- [TASK GOAL] Count every line that holds the string "Ministry", then give that number alone.

- [RAW DATA]

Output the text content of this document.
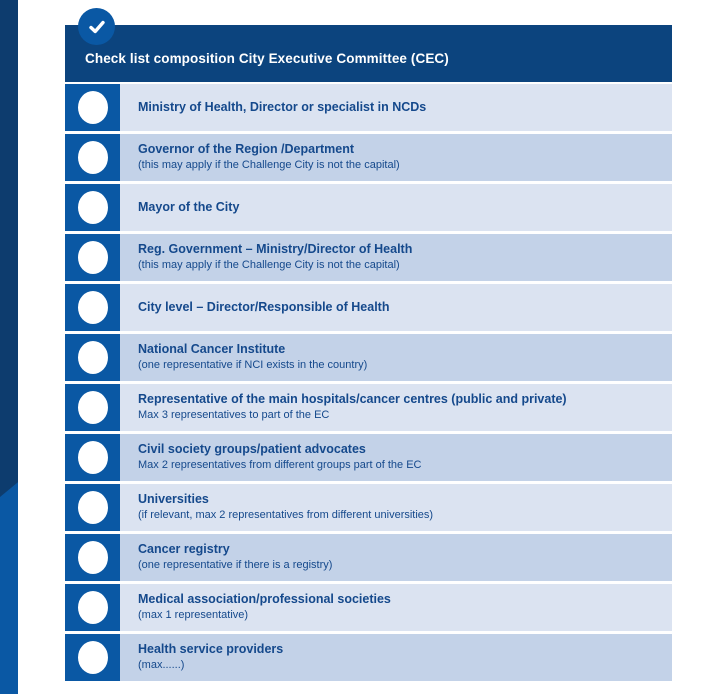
Check list composition City Executive Committee (CEC)
Ministry of Health, Director or specialist in NCDs
Governor of the Region /Department
(this may apply if the Challenge City is not the capital)
Mayor of the City
Reg. Government – Ministry/Director of Health
(this may apply if the Challenge City is not the capital)
City level – Director/Responsible of Health
National Cancer Institute
(one representative if NCI exists in the country)
Representative of the main hospitals/cancer centres (public and private)
Max 3 representatives to part of the EC
Civil society groups/patient advocates
Max 2 representatives from different groups part of the EC
Universities
(if relevant, max 2 representatives from different universities)
Cancer registry
(one representative if there is a registry)
Medical association/professional societies
(max 1 representative)
Health service providers
(max......)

- [TASK RESPONSE] 2